- _WHAT IS BEING ASKED_:
Wherever the word "Enterprise" appears in a line, extract that line.

+ + + + + + +

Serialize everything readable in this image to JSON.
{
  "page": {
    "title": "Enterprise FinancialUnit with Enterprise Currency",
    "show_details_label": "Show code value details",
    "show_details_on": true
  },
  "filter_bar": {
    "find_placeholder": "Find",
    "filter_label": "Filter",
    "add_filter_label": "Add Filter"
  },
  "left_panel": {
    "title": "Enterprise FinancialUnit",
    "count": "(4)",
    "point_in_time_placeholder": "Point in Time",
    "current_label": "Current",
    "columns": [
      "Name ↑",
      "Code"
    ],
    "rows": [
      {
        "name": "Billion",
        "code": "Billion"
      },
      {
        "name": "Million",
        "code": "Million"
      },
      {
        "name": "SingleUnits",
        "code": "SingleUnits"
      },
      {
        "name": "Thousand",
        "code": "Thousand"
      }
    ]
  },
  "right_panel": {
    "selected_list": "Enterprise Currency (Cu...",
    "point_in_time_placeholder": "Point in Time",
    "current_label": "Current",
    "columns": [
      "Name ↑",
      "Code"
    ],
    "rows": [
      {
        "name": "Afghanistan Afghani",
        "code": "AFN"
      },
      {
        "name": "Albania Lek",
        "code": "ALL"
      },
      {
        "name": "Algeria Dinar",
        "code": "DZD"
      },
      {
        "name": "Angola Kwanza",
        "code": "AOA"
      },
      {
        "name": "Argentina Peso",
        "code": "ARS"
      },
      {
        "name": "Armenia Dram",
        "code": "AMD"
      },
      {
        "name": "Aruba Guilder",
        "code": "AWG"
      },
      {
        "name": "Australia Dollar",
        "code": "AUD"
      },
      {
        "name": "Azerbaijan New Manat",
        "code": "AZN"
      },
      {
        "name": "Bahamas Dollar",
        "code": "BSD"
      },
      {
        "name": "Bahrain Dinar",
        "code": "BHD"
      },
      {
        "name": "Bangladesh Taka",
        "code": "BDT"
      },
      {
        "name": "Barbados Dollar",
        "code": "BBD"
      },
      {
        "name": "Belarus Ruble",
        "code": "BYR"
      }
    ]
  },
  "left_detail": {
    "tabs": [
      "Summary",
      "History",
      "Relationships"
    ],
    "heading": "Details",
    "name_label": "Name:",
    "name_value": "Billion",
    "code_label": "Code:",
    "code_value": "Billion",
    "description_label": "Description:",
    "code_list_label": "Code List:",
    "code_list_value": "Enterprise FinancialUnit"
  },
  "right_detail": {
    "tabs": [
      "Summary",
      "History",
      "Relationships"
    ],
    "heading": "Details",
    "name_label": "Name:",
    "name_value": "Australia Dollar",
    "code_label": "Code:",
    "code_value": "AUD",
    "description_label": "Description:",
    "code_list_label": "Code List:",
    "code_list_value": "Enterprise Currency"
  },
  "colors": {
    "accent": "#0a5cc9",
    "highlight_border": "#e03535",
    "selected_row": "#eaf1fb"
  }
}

+ + + + + + +

- _RESULT OF THE EXERCISE_:
    "title": "Enterprise FinancialUnit with Enterprise Currency",
    "title": "Enterprise FinancialUnit",
    "selected_list": "Enterprise Currency (Cu...",
    "code_list_value": "Enterprise FinancialUnit"
    "code_list_value": "Enterprise Currency"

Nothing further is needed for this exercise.